Work instructions:
Work out how many lines include "Amazon" and answer with that number only.

Dataset records:
-*-*-
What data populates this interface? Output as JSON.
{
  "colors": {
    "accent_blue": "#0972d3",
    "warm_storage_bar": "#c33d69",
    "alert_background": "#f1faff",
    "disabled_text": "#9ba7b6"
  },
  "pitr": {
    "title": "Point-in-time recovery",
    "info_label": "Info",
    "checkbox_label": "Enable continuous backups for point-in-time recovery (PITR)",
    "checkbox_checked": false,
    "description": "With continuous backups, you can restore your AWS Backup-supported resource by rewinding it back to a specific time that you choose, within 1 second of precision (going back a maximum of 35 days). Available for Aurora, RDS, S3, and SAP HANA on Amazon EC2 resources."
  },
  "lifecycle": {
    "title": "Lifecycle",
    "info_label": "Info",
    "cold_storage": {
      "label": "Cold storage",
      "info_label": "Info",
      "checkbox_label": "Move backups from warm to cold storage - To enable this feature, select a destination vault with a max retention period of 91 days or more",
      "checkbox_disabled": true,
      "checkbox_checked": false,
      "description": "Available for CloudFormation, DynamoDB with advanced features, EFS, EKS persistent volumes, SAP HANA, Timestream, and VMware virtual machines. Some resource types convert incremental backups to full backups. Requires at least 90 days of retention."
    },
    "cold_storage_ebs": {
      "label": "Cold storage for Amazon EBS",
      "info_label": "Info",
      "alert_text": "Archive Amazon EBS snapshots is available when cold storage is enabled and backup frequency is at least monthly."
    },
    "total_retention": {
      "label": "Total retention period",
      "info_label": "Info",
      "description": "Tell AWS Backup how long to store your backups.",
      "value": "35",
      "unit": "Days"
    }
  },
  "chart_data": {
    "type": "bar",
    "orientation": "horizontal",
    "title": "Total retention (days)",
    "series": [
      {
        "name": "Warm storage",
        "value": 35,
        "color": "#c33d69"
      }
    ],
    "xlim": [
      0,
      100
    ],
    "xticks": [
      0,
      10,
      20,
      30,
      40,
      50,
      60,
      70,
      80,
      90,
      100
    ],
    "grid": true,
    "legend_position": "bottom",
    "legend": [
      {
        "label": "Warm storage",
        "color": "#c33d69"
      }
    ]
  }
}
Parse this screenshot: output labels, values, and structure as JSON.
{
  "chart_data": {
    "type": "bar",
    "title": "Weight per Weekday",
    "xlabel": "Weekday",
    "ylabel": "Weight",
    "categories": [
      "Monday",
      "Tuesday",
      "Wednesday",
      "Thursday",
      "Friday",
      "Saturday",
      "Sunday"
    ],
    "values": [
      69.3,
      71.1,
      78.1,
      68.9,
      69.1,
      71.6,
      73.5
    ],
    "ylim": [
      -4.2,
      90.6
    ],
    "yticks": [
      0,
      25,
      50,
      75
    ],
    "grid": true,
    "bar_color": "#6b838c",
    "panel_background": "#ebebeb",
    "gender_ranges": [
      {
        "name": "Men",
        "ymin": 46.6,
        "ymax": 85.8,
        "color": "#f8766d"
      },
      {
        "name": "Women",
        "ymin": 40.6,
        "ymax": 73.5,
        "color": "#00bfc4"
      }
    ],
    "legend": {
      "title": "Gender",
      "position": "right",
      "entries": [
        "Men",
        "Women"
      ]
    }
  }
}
-*-*-
Result below:
3